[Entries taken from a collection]
— START —
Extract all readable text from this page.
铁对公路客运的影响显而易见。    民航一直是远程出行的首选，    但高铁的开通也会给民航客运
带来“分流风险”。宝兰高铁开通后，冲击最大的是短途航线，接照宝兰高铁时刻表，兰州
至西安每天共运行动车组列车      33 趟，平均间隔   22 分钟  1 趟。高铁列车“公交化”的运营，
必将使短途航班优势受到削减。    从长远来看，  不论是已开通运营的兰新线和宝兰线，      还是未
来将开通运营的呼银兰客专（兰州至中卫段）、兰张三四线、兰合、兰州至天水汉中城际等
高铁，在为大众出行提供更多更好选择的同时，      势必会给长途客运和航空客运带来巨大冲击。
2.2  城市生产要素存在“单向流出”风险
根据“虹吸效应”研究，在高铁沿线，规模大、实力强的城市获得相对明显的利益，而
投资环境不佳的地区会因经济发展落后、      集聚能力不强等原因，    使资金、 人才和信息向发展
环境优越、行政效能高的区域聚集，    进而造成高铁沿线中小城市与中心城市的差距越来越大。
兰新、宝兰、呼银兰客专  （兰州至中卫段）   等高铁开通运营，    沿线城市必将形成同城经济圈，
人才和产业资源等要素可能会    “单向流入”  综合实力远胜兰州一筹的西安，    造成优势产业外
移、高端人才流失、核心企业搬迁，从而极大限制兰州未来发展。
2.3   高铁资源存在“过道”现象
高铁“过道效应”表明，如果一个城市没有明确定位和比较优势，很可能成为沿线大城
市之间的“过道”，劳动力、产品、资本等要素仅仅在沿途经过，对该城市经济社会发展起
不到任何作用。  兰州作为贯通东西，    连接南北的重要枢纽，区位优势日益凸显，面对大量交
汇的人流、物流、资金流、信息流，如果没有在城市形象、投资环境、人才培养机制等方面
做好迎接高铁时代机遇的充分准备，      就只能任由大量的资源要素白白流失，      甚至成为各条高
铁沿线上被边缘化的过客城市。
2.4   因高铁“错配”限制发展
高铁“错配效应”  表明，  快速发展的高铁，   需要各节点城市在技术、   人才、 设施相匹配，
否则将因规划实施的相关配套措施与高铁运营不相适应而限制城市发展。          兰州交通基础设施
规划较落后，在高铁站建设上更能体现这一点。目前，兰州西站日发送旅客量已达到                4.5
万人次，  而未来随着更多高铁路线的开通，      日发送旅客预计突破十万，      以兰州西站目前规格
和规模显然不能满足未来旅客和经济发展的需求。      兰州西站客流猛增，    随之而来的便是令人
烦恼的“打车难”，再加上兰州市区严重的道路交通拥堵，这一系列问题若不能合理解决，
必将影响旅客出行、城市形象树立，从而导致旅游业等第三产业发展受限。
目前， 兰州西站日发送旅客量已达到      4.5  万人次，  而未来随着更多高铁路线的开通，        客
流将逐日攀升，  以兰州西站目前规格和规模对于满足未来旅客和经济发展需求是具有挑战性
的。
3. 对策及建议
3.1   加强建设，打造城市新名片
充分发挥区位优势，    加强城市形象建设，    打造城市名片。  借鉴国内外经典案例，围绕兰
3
— END —
#### [WORK TO DO]
Count all lines of the data that include "而未来随着更多高铁路线的开通". The answer is the number alone.

#### [SOLUTION]
2